Challenge
Give only a count of the lines that include the string "message".
===== Supplied records =====
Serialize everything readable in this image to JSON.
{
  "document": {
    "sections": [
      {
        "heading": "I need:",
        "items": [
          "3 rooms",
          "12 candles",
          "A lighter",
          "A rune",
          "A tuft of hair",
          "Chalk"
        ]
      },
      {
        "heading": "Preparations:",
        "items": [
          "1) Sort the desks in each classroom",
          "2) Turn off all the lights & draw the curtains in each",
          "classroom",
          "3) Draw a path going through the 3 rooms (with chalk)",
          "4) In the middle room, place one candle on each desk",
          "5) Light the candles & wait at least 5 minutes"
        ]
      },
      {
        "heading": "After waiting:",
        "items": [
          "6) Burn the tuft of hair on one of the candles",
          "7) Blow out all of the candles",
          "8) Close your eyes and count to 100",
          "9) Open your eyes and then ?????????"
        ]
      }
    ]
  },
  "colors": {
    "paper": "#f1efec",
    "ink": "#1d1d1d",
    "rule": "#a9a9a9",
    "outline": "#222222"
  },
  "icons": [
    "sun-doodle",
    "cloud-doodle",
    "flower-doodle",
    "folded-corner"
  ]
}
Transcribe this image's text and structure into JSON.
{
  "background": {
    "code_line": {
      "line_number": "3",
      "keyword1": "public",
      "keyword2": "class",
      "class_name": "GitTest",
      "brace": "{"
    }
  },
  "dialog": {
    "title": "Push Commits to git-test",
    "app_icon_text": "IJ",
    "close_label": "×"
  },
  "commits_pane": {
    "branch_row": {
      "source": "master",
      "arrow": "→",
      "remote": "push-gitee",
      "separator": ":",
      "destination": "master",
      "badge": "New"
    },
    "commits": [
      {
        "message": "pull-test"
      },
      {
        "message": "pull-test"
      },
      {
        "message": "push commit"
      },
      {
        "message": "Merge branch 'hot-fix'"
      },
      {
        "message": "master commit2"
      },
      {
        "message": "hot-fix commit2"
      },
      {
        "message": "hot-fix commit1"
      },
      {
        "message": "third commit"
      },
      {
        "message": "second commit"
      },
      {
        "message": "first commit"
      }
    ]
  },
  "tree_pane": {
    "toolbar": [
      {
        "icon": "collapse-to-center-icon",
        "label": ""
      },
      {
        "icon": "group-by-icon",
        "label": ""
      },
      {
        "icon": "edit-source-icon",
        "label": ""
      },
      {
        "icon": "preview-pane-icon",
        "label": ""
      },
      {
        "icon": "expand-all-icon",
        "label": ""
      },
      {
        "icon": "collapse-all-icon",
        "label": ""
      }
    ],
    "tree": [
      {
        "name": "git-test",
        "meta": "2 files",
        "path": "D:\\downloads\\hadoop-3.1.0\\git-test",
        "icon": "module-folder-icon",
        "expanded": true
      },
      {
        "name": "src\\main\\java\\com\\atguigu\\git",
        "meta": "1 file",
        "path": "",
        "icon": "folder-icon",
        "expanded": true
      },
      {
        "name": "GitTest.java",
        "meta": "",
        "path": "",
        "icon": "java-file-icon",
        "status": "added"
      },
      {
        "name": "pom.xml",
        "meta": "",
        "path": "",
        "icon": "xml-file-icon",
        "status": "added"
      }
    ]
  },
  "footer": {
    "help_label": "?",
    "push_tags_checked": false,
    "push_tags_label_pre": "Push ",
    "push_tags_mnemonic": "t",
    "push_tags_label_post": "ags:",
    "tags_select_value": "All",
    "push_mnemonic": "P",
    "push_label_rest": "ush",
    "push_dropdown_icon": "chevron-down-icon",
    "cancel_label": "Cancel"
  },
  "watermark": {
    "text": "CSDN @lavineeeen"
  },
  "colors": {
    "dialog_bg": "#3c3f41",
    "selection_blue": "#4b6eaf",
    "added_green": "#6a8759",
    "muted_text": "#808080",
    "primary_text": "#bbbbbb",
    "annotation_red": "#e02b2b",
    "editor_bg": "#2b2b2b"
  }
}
=====
Output for this task
10